* **Exercise prompt**: Look for "over" in each line of the entries, and return the matching lines.

#### Records shown ####

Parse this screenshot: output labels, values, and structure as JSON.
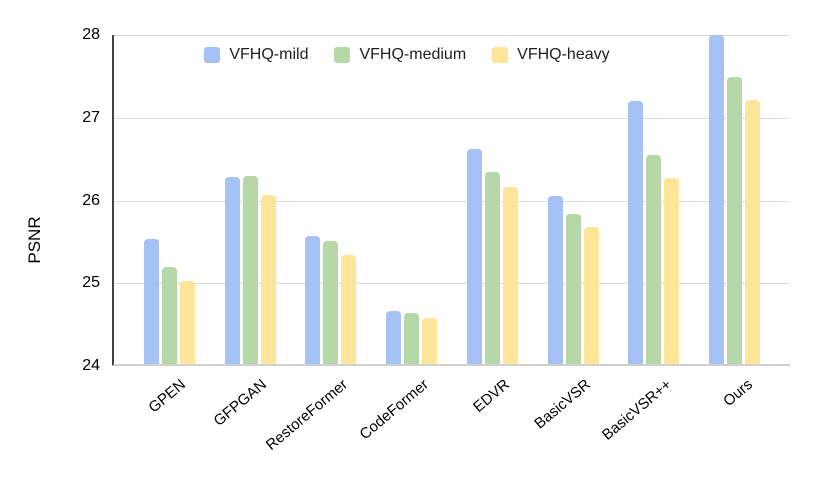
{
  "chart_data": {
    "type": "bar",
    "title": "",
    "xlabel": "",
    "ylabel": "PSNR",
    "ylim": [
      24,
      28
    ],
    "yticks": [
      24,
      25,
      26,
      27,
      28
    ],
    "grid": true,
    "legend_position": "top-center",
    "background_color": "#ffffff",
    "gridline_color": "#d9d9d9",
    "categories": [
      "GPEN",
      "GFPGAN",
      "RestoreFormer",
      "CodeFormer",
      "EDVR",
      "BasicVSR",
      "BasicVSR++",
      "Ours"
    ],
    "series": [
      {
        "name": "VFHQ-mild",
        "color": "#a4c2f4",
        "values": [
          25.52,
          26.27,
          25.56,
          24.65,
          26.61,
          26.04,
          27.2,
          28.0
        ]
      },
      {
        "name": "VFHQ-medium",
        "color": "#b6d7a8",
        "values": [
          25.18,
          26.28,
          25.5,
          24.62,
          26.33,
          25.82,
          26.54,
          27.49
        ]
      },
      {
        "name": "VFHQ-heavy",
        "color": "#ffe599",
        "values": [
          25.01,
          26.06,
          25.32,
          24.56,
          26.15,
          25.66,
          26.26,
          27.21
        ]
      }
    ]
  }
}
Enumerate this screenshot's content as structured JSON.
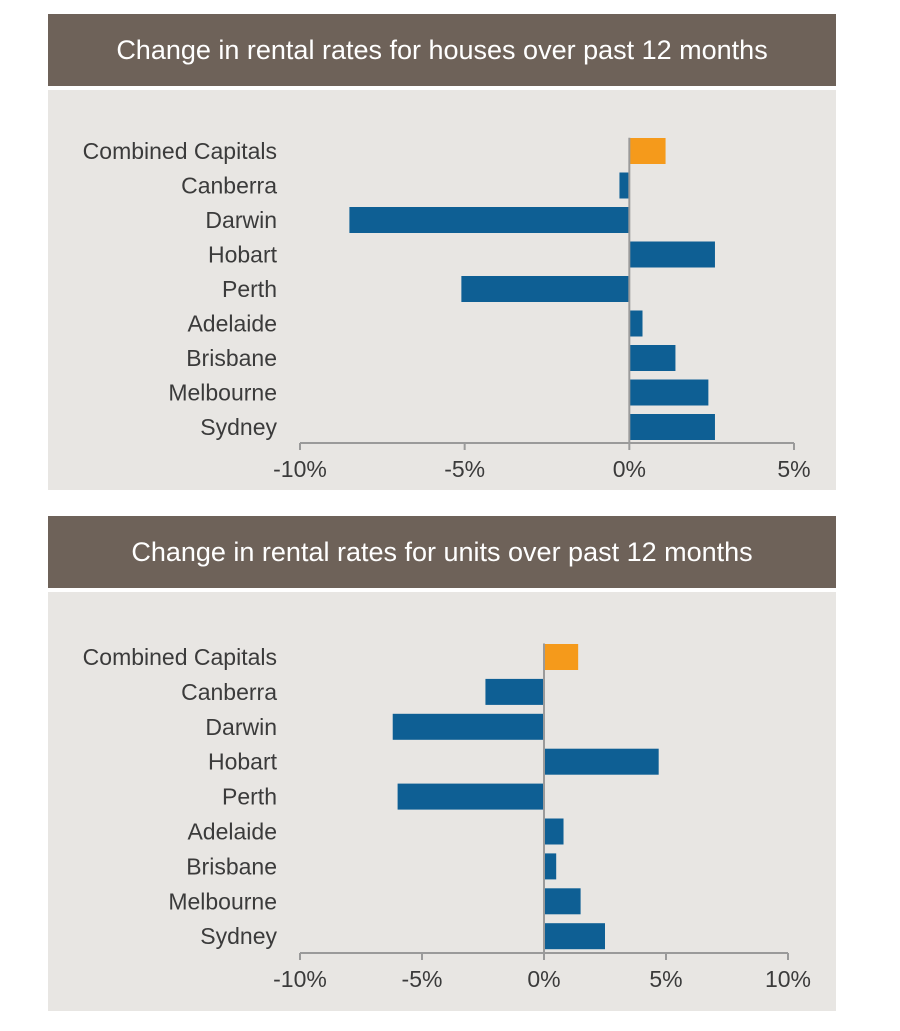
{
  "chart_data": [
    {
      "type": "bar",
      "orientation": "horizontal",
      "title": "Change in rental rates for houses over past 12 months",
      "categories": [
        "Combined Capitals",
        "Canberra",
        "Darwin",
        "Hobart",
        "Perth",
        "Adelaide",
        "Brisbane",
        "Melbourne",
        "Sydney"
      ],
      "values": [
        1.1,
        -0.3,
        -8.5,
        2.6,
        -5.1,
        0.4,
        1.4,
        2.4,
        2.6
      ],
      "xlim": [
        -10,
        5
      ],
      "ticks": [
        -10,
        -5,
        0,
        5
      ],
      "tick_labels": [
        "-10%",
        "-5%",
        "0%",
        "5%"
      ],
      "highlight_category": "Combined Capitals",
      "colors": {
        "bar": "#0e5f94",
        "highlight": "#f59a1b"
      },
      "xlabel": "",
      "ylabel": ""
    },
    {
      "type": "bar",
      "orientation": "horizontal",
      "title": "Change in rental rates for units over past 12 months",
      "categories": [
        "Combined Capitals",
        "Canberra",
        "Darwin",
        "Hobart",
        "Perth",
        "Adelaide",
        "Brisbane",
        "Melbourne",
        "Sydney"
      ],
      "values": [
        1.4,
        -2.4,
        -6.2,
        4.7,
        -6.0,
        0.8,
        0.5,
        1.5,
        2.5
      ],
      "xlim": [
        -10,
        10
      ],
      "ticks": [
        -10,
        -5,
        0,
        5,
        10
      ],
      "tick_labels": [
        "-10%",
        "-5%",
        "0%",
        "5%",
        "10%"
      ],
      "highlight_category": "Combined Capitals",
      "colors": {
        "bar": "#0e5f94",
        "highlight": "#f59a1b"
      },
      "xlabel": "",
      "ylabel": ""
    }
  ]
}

####
#### Records shown ####

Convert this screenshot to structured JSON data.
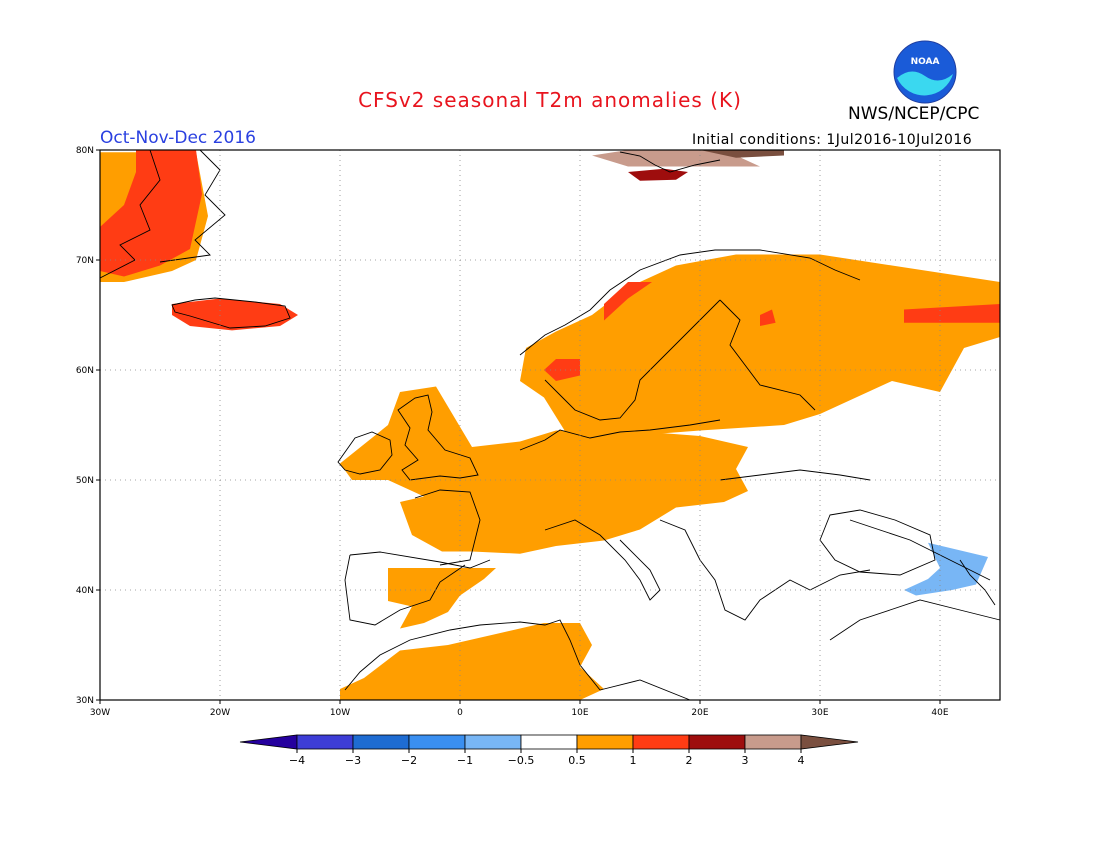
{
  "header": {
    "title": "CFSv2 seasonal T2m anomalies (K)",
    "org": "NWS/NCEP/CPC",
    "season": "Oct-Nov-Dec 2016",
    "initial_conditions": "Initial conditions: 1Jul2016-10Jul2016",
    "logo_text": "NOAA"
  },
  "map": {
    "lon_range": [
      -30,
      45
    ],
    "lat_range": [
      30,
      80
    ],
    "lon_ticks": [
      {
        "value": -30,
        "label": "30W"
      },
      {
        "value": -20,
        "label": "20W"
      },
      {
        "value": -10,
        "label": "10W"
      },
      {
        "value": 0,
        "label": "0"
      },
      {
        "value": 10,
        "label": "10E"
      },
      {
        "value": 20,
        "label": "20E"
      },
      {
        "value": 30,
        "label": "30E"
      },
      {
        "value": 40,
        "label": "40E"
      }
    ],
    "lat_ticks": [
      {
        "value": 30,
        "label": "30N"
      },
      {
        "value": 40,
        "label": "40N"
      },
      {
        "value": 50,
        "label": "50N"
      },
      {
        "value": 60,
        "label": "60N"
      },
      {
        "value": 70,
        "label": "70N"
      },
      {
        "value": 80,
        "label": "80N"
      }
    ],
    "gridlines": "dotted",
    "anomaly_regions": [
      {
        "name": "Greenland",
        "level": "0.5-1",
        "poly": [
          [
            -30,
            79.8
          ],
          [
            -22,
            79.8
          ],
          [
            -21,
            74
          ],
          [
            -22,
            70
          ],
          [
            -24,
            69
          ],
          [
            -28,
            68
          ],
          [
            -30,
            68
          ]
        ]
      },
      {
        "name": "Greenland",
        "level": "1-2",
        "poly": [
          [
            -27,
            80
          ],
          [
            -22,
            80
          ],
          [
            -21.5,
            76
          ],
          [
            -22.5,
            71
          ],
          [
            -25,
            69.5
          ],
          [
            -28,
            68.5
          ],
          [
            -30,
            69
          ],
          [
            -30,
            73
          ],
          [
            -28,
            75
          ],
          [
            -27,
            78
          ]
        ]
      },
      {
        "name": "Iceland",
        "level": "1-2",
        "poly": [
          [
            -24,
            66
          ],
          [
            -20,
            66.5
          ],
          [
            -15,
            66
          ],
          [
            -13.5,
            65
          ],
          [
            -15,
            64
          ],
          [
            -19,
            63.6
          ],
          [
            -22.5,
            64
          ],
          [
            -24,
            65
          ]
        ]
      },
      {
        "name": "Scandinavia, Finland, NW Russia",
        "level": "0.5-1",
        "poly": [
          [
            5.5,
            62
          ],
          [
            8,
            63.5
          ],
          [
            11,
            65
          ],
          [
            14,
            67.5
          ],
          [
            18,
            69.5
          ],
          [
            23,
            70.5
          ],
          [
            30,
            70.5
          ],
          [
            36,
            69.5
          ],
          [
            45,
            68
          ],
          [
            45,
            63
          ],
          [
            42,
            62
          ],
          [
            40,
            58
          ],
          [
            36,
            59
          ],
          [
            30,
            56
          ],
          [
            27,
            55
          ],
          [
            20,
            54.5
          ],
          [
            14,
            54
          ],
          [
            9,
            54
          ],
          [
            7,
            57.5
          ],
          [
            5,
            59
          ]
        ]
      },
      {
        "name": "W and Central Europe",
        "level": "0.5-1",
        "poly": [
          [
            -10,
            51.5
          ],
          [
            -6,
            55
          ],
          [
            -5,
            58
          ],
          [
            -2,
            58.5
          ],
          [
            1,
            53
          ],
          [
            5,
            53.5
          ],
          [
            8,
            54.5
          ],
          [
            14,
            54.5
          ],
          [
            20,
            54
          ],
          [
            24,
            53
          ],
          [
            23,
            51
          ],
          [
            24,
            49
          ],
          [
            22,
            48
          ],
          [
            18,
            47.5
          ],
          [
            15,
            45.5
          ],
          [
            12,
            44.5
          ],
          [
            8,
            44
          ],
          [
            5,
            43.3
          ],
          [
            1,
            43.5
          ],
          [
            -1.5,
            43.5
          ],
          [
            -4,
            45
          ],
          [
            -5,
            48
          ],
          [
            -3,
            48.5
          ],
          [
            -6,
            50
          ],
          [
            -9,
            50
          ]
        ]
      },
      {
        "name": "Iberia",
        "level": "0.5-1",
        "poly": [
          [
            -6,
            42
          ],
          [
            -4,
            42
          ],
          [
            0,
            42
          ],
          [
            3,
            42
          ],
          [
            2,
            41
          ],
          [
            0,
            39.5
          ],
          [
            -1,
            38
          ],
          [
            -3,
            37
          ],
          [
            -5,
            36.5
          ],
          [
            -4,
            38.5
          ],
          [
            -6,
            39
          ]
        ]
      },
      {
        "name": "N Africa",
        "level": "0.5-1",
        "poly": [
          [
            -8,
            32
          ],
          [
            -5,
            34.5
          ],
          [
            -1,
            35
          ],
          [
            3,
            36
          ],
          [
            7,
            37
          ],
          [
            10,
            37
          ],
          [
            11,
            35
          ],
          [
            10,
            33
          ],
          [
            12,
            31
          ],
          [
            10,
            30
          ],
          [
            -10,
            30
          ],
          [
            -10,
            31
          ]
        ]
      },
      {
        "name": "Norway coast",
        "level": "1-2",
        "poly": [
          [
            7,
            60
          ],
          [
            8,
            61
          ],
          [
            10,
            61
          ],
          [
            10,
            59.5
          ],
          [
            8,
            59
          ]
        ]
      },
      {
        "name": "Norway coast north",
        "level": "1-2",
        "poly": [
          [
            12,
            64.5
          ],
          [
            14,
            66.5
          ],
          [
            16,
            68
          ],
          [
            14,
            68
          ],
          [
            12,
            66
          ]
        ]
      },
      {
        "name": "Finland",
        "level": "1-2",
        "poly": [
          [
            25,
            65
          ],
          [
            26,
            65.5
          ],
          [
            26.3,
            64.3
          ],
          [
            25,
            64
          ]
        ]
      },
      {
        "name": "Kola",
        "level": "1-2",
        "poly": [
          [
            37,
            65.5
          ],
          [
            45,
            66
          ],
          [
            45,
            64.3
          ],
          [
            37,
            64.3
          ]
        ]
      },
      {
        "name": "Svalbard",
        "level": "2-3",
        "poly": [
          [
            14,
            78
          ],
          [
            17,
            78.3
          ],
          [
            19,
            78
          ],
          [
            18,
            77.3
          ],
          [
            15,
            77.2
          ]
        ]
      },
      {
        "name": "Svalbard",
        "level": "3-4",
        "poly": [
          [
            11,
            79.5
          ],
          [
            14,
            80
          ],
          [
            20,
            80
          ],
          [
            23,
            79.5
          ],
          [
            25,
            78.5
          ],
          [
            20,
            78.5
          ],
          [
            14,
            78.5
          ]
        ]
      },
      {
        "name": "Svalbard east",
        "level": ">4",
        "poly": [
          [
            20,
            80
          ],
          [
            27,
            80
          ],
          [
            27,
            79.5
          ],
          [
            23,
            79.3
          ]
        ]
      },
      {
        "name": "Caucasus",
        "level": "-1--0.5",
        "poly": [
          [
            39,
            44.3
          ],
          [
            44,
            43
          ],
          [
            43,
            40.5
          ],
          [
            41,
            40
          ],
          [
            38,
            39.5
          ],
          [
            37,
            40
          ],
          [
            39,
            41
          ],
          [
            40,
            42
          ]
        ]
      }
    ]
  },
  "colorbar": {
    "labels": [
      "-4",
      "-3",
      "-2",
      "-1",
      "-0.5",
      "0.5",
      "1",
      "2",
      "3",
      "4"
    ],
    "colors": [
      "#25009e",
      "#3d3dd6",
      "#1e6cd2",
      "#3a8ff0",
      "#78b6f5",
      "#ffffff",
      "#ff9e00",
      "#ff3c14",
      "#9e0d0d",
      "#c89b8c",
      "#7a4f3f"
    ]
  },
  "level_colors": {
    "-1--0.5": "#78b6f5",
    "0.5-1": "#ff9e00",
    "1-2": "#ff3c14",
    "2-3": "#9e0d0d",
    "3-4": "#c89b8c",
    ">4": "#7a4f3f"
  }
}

####
#### Records shown ####

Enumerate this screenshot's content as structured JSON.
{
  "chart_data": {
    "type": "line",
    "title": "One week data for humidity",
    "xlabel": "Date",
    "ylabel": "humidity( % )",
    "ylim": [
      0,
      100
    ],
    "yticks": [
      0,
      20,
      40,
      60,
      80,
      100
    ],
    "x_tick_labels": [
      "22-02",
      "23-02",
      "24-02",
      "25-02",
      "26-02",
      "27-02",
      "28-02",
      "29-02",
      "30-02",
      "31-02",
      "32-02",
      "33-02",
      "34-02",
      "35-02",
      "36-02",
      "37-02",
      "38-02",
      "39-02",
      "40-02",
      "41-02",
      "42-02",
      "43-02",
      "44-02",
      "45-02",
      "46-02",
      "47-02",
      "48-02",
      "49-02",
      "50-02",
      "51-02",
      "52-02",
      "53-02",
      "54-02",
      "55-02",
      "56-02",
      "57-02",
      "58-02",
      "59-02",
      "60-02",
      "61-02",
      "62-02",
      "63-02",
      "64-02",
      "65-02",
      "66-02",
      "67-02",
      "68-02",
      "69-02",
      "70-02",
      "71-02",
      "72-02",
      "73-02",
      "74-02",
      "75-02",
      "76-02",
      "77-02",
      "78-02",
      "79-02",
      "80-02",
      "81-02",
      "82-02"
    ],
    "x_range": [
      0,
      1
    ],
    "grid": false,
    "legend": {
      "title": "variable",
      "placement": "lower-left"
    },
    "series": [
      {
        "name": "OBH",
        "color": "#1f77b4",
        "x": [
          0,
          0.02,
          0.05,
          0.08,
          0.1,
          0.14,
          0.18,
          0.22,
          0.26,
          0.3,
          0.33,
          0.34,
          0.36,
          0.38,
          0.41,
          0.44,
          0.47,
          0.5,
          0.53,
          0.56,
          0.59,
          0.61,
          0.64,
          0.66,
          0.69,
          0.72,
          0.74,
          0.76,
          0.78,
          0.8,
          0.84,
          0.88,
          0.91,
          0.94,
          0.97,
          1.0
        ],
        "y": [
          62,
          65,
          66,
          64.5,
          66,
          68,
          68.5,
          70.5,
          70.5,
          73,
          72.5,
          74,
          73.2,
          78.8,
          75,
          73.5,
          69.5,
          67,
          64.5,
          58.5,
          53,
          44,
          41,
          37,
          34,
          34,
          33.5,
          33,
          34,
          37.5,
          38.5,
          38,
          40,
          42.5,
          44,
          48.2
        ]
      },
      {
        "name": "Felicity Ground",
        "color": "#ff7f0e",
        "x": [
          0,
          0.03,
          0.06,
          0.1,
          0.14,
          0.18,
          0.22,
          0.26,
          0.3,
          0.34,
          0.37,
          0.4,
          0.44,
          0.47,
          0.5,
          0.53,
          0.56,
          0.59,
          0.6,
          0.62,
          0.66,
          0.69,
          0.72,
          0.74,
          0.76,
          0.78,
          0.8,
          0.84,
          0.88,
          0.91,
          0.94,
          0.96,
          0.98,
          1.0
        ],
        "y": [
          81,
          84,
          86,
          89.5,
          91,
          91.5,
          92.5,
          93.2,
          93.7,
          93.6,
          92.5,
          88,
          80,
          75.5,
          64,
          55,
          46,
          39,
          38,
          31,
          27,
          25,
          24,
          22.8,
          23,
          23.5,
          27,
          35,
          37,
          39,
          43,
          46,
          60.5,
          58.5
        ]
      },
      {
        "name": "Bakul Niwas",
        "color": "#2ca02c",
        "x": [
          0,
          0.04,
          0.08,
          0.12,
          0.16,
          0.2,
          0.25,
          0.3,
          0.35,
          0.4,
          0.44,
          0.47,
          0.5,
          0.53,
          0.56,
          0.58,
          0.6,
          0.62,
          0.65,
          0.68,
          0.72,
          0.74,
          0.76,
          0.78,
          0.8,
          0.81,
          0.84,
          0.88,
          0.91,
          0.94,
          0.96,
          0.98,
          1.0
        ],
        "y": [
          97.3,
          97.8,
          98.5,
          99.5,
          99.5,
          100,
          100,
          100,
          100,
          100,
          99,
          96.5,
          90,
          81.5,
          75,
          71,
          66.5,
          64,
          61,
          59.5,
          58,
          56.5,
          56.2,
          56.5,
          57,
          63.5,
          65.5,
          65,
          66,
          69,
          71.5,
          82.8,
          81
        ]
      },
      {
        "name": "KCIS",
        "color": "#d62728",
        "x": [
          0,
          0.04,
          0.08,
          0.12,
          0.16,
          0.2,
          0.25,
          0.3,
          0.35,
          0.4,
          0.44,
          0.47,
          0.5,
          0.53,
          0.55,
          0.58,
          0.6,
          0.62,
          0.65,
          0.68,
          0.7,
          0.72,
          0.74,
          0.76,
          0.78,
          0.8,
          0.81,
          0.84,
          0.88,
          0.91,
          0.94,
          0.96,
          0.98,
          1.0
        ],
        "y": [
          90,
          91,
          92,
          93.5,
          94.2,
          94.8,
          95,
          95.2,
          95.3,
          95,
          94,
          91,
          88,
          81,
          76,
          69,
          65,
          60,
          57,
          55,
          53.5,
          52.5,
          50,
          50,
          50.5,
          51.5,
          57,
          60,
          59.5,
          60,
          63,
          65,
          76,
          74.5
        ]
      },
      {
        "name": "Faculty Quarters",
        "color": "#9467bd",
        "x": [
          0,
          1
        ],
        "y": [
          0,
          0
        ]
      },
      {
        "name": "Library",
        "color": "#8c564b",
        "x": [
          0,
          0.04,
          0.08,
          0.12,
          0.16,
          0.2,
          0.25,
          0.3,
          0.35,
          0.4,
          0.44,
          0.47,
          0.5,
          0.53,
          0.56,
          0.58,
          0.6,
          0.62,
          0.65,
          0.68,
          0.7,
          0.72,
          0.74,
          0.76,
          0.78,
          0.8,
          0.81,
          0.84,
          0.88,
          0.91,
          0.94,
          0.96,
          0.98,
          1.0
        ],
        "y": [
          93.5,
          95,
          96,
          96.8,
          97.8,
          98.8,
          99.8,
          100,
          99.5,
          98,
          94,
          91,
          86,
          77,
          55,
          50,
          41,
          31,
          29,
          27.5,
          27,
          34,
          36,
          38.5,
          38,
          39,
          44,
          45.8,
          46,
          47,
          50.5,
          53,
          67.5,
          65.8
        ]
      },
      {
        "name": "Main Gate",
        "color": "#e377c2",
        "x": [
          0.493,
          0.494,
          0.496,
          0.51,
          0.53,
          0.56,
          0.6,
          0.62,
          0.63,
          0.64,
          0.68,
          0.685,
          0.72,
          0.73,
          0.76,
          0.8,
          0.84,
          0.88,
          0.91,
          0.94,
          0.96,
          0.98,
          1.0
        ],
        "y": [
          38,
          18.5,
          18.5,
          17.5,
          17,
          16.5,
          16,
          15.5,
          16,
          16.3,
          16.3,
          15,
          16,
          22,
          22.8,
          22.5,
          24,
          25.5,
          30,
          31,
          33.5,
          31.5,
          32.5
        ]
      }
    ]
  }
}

####

* **Output of the exercise**:
      "title": "Change in rental rates for houses over past 12 months",
      "title": "Change in rental rates for units over past 12 months",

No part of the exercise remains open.